Algo que se destaca no primeiro contato é o estilo bonito das ilustrações (numa concepção clássica bastante expressiva) e a diagramação diferenciada das páginas quase sem delimitação de quadros (com várias ações em um mesmo cenário). A disposição poderia parecer caótica, mas a história flui de forma interessante e curiosa, um tanto poética.
Em Hamlet, a representação do fantasma é muito acertada, caracterizando um espectro numa densa noite, e o roteiro privilegia a visão de uma vingança. Entretanto, apareceram também más escolhas: não ilustraram famosas cenas (como a da divagação do "ser ou não ser" e Hamlet no cemitério com a caveira) e entre as frases excluídas, a do "mais mistérios entre o céu e a terra...coisa e tal". Não dá para cortar isso, né! Justamente os aspectos mais lembrados do clássico...
Em Romeu e Julieta, o resumo é acentuado, acho que é adaptação mais curta que já li e nesse aspecto não gostei. Imagino que para quem não leu ou não conhece o clássico haverá momentos confusos.
Continuo encantado com a arte e criatividade na apresentação, mesmo com artefinalização tosca. Imagina o resultado com colorização refinada... É o ponto alto da adaptação.
Na história, Frei Lourenço chegou mesmo no cemitério antes do suicídio de Julieta? Dúvida anotada para a releitura do clássico...
A tempestade, dos três clássicos, é o único que ainda não li e por isso, como previa, fiquei um pouco confuso na HQ. A história tem por protagonistas Próspero e sua filha Miranda, que por infelicidade vão parar em uma ilha, vivendo isolados por anos. Vemos elementos da mitologia, como fadas, feitiçaria e ninfas do mar, que os ajudam (ou não), terminando num final feliz onde são resgatados, com direito a príncipe e descoberta do amor.
Cabe uma ressalva de que, apesar de abordagens muito resumidas, a proposta da obra é apresentar Shakespeare, despertando para o universo literário e seus atrativos.

== == ==

### Tarefa 1
Segundo a resenha sobre a adaptação de Shakespeare em quadrinhos, quem são os protagonistas de A tempestade?
### Tarefa 2
Explique, com base na resenha sobre a adaptação de Shakespeare em quadrinhos, por que a leitura de A tempestade na HQ foi um pouco confusa.

== == ==

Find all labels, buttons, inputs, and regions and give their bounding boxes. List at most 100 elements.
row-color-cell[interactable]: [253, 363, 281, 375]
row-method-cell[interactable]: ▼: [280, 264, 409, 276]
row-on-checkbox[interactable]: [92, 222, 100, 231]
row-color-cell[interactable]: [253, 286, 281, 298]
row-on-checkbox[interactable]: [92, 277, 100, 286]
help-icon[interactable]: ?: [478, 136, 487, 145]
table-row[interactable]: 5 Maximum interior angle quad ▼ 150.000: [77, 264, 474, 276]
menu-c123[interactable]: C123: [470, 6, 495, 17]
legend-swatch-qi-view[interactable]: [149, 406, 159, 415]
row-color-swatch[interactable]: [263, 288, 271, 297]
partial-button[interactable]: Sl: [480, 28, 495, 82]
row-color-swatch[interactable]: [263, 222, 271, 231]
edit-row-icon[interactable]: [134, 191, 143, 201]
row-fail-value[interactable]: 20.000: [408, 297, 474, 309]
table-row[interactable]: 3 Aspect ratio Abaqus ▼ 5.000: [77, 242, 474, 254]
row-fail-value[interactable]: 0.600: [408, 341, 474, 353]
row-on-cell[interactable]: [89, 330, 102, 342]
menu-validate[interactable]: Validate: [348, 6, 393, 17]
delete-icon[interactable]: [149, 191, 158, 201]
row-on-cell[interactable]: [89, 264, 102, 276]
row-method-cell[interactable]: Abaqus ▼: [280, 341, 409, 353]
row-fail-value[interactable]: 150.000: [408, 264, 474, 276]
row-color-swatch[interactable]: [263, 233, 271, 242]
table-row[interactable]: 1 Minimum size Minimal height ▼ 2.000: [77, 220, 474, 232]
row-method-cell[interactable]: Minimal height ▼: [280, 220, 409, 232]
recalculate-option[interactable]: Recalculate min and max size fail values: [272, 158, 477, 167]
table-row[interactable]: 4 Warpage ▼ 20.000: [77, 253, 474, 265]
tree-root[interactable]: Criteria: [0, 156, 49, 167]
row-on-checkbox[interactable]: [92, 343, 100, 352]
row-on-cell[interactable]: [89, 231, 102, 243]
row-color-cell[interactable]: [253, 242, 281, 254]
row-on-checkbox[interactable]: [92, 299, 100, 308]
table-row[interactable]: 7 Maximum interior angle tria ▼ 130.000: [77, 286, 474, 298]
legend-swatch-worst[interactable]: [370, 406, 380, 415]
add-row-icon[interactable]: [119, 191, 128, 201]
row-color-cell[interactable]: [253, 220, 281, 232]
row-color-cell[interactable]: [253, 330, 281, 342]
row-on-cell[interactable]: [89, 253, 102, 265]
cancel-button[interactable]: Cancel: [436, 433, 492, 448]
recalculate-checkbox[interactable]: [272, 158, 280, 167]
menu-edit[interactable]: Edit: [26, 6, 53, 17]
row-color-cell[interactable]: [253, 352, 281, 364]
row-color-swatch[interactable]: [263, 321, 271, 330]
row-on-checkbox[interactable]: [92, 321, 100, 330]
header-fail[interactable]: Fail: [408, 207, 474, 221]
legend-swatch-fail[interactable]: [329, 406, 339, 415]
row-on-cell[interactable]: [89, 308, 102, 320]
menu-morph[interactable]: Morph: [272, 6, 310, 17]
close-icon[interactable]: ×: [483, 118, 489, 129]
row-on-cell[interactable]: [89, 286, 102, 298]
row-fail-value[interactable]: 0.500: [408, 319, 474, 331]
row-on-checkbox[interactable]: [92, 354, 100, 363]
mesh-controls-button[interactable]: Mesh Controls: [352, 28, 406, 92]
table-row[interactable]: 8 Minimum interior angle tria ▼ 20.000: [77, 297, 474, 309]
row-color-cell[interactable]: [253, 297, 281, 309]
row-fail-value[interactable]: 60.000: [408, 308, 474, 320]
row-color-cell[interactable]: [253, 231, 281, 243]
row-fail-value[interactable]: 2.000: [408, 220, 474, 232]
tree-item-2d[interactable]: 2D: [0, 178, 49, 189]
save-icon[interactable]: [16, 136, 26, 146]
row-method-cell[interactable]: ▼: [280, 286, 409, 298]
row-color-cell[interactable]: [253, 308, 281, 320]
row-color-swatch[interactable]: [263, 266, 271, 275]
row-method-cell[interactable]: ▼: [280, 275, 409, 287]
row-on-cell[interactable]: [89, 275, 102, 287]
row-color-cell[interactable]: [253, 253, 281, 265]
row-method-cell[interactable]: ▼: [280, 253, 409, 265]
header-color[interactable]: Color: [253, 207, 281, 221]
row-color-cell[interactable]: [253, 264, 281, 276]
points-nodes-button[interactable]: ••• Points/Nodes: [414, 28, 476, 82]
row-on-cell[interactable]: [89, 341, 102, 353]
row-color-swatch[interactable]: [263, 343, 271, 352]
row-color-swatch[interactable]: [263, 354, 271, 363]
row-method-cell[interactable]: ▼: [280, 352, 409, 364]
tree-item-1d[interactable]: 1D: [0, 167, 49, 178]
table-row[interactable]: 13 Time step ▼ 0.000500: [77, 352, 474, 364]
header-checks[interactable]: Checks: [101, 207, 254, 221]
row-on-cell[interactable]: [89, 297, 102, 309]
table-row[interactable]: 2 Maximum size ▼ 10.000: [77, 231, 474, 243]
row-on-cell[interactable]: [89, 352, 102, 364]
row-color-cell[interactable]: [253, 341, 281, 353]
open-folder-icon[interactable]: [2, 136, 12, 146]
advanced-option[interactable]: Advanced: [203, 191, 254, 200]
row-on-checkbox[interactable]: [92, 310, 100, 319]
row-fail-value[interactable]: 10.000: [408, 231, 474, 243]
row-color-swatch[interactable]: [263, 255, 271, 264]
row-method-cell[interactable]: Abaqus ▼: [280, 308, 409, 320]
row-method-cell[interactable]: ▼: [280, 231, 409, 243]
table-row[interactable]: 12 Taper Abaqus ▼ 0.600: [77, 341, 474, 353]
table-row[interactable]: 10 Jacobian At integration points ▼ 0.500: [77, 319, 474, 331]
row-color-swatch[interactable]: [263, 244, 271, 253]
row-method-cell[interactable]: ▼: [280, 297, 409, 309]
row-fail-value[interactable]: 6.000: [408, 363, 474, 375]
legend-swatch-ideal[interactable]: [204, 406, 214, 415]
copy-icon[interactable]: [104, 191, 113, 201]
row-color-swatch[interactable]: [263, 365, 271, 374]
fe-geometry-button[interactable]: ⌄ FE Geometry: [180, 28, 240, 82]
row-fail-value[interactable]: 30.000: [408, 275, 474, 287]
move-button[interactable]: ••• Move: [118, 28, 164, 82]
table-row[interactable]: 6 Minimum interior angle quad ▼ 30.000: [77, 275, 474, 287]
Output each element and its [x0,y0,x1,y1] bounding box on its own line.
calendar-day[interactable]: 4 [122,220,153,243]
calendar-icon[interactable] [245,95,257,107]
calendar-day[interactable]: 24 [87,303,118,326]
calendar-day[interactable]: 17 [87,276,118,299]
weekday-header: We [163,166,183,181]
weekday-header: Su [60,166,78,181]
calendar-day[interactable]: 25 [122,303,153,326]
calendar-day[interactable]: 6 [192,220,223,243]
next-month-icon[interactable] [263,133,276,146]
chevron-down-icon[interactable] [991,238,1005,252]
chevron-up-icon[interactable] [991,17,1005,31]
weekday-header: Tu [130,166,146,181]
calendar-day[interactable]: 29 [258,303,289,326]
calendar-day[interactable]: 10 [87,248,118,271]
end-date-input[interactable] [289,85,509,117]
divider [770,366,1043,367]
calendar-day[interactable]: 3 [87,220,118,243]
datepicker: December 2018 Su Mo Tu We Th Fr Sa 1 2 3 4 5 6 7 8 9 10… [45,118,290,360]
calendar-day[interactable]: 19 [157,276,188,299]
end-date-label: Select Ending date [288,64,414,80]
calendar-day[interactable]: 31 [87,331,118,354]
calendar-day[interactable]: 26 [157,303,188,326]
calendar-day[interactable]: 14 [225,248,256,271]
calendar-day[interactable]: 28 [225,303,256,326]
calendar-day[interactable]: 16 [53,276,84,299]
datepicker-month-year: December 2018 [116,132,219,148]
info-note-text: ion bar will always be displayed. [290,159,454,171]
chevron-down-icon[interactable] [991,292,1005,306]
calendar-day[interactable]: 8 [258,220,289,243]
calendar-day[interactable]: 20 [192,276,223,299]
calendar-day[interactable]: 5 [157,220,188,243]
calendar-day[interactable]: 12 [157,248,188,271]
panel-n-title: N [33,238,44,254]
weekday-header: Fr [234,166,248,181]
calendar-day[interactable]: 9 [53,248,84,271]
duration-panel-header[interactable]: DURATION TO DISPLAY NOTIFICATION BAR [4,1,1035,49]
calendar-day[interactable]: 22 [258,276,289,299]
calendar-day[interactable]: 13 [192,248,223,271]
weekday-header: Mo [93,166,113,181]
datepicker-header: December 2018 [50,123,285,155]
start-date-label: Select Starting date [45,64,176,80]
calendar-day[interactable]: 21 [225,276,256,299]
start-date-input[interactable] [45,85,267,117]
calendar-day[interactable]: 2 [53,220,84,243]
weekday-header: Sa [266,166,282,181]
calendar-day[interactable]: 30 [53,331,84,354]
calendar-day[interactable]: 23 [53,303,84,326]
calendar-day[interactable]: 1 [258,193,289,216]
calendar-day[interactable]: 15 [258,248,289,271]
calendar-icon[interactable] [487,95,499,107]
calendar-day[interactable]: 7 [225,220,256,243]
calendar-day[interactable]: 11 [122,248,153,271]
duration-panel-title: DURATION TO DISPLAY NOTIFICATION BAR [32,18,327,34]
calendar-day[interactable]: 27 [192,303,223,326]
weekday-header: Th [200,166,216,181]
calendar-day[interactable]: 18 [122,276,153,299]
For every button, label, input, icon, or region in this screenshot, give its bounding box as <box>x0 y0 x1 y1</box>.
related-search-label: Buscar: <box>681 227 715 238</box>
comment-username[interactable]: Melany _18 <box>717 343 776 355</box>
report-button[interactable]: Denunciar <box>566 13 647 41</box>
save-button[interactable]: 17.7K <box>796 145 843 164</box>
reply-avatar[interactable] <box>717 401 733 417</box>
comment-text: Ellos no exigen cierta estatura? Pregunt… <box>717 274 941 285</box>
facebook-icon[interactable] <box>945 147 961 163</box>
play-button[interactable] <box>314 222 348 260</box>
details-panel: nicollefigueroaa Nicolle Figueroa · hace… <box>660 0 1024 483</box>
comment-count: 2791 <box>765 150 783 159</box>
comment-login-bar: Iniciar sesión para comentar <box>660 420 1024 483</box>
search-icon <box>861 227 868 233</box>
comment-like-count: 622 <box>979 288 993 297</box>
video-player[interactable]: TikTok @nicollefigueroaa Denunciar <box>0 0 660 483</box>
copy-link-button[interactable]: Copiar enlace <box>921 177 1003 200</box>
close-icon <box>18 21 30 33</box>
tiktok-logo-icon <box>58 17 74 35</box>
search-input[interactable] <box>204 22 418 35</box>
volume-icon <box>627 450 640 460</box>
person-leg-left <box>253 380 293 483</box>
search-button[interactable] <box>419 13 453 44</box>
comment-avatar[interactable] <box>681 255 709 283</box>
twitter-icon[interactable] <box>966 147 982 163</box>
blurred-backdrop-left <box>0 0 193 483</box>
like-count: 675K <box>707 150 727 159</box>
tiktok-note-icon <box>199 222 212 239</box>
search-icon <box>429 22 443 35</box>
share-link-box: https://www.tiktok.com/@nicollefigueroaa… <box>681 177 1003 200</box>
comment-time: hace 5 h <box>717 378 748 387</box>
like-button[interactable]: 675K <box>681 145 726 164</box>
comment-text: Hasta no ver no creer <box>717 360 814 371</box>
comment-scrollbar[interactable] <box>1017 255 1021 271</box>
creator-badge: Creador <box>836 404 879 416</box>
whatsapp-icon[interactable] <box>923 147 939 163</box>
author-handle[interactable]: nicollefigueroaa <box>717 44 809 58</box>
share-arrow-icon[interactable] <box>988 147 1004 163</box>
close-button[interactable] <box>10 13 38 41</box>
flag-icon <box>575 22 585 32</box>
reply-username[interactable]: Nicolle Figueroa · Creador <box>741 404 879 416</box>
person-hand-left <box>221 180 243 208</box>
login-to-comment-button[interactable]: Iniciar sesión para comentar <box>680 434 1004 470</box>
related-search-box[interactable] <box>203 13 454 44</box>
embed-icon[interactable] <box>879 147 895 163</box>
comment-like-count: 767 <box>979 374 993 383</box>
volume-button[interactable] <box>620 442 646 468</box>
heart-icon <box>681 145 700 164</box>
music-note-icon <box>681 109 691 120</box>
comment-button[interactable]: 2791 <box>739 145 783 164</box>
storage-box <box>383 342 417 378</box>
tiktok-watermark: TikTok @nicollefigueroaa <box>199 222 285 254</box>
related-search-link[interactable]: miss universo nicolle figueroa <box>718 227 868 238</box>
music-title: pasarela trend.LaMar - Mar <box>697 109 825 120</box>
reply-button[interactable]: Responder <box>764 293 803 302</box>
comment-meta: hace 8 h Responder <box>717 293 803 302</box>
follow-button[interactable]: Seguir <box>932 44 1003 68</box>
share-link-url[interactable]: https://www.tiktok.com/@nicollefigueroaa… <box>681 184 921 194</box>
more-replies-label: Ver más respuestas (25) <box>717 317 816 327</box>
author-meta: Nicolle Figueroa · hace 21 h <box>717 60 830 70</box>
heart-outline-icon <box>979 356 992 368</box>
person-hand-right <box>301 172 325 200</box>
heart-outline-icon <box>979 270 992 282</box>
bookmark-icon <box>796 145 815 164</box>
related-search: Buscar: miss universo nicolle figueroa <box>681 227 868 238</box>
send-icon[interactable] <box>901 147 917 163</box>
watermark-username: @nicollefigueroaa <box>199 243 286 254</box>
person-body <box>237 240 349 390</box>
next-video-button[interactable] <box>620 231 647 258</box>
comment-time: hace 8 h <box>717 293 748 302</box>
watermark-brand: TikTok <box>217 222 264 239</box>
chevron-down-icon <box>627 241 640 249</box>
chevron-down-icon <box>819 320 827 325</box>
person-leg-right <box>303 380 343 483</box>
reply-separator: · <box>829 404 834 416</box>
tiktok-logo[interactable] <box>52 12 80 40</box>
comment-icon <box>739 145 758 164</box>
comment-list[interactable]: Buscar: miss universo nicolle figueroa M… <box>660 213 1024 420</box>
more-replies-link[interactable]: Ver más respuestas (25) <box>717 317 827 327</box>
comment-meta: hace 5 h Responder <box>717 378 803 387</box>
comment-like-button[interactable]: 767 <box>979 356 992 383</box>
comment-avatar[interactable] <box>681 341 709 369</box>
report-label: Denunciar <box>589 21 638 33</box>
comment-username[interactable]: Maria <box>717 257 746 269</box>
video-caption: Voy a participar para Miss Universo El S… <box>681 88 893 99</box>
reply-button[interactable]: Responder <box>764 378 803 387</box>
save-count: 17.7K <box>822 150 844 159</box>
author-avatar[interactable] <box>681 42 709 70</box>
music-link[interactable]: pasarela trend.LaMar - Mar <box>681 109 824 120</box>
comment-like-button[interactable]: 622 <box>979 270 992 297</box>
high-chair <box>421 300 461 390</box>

== == ==

### Resolução comentada 1
Próspero e sua filha Miranda.

### Resolução comentada 2
Dos três clássicos, A tempestade era o único que ainda não tinha sido lido. Por isso a confusão já era prevista.